# [Set exercise]
All of the records listed below should be retyped exactly.

═══ Records ═══

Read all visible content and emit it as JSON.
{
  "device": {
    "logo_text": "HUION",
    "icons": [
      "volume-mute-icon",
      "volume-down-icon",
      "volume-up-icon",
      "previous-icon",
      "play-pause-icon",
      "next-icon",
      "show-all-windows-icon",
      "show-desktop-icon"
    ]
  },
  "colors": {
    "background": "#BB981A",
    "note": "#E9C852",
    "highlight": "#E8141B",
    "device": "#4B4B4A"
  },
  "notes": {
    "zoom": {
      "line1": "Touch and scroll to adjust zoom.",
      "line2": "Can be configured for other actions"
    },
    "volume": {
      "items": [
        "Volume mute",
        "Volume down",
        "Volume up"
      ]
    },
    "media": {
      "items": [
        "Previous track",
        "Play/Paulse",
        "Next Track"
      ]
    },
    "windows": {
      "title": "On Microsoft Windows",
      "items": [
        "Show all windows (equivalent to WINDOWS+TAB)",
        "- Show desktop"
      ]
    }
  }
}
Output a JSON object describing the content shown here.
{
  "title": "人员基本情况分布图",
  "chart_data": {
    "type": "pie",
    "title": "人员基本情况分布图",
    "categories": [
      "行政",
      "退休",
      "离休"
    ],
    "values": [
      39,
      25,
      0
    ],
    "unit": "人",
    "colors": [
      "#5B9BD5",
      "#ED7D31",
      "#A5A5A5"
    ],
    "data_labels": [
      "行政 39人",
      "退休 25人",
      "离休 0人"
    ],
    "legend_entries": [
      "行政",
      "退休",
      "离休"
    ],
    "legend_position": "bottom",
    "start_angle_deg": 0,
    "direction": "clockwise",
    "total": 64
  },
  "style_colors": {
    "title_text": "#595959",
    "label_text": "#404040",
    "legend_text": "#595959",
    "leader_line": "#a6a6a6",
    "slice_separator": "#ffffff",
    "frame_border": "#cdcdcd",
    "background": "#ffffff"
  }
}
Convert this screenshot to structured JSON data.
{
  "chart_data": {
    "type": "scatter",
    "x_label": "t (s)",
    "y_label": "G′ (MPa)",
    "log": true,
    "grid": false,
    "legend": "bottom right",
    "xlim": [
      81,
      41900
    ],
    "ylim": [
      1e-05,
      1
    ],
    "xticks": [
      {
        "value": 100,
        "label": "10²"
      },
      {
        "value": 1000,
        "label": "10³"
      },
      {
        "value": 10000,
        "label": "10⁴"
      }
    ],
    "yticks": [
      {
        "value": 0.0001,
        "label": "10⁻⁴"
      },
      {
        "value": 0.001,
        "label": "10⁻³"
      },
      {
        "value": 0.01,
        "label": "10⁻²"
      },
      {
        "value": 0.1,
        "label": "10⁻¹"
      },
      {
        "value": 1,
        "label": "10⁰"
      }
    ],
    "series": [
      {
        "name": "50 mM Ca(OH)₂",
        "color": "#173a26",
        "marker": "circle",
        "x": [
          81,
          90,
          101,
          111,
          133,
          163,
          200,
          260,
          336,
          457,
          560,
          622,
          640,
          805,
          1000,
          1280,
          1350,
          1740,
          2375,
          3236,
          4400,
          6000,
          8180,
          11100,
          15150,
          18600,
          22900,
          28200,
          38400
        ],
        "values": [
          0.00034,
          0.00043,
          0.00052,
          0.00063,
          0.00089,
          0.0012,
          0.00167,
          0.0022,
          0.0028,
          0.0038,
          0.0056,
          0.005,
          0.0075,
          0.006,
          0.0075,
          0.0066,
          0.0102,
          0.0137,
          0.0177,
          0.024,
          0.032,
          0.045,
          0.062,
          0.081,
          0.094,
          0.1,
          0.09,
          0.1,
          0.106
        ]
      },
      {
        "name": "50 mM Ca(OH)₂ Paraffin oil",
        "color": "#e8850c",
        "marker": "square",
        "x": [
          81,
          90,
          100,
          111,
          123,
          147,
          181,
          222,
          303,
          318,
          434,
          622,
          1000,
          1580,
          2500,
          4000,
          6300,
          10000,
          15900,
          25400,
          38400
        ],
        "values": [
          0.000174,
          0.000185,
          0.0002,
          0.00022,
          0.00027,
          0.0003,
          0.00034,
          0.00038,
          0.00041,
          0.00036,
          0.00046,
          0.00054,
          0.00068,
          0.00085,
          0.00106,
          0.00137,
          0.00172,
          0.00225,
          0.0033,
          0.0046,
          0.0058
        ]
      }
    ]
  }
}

═══

# [Expected answer]
Read all visible content and emit it as JSON.
{
  "device": {
    "logo_text": "HUION",
    "icons": [
      "volume-mute-icon",
      "volume-down-icon",
      "volume-up-icon",
      "previous-icon",
      "play-pause-icon",
      "next-icon",
      "show-all-windows-icon",
      "show-desktop-icon"
    ]
  },
  "colors": {
    "background": "#BB981A",
    "note": "#E9C852",
    "highlight": "#E8141B",
    "device": "#4B4B4A"
  },
  "notes": {
    "zoom": {
      "line1": "Touch and scroll to adjust zoom.",
      "line2": "Can be configured for other actions"
    },
    "volume": {
      "items": [
        "Volume mute",
        "Volume down",
        "Volume up"
      ]
    },
    "media": {
      "items": [
        "Previous track",
        "Play/Paulse",
        "Next Track"
      ]
    },
    "windows": {
      "title": "On Microsoft Windows",
      "items": [
        "Show all windows (equivalent to WINDOWS+TAB)",
        "- Show desktop"
      ]
    }
  }
}
Output a JSON object describing the content shown here.
{
  "title": "人员基本情况分布图",
  "chart_data": {
    "type": "pie",
    "title": "人员基本情况分布图",
    "categories": [
      "行政",
      "退休",
      "离休"
    ],
    "values": [
      39,
      25,
      0
    ],
    "unit": "人",
    "colors": [
      "#5B9BD5",
      "#ED7D31",
      "#A5A5A5"
    ],
    "data_labels": [
      "行政 39人",
      "退休 25人",
      "离休 0人"
    ],
    "legend_entries": [
      "行政",
      "退休",
      "离休"
    ],
    "legend_position": "bottom",
    "start_angle_deg": 0,
    "direction": "clockwise",
    "total": 64
  },
  "style_colors": {
    "title_text": "#595959",
    "label_text": "#404040",
    "legend_text": "#595959",
    "leader_line": "#a6a6a6",
    "slice_separator": "#ffffff",
    "frame_border": "#cdcdcd",
    "background": "#ffffff"
  }
}
Convert this screenshot to structured JSON data.
{
  "chart_data": {
    "type": "scatter",
    "x_label": "t (s)",
    "y_label": "G′ (MPa)",
    "log": true,
    "grid": false,
    "legend": "bottom right",
    "xlim": [
      81,
      41900
    ],
    "ylim": [
      1e-05,
      1
    ],
    "xticks": [
      {
        "value": 100,
        "label": "10²"
      },
      {
        "value": 1000,
        "label": "10³"
      },
      {
        "value": 10000,
        "label": "10⁴"
      }
    ],
    "yticks": [
      {
        "value": 0.0001,
        "label": "10⁻⁴"
      },
      {
        "value": 0.001,
        "label": "10⁻³"
      },
      {
        "value": 0.01,
        "label": "10⁻²"
      },
      {
        "value": 0.1,
        "label": "10⁻¹"
      },
      {
        "value": 1,
        "label": "10⁰"
      }
    ],
    "series": [
      {
        "name": "50 mM Ca(OH)₂",
        "color": "#173a26",
        "marker": "circle",
        "x": [
          81,
          90,
          101,
          111,
          133,
          163,
          200,
          260,
          336,
          457,
          560,
          622,
          640,
          805,
          1000,
          1280,
          1350,
          1740,
          2375,
          3236,
          4400,
          6000,
          8180,
          11100,
          15150,
          18600,
          22900,
          28200,
          38400
        ],
        "values": [
          0.00034,
          0.00043,
          0.00052,
          0.00063,
          0.00089,
          0.0012,
          0.00167,
          0.0022,
          0.0028,
          0.0038,
          0.0056,
          0.005,
          0.0075,
          0.006,
          0.0075,
          0.0066,
          0.0102,
          0.0137,
          0.0177,
          0.024,
          0.032,
          0.045,
          0.062,
          0.081,
          0.094,
          0.1,
          0.09,
          0.1,
          0.106
        ]
      },
      {
        "name": "50 mM Ca(OH)₂ Paraffin oil",
        "color": "#e8850c",
        "marker": "square",
        "x": [
          81,
          90,
          100,
          111,
          123,
          147,
          181,
          222,
          303,
          318,
          434,
          622,
          1000,
          1580,
          2500,
          4000,
          6300,
          10000,
          15900,
          25400,
          38400
        ],
        "values": [
          0.000174,
          0.000185,
          0.0002,
          0.00022,
          0.00027,
          0.0003,
          0.00034,
          0.00038,
          0.00041,
          0.00036,
          0.00046,
          0.00054,
          0.00068,
          0.00085,
          0.00106,
          0.00137,
          0.00172,
          0.00225,
          0.0033,
          0.0046,
          0.0058
        ]
      }
    ]
  }
}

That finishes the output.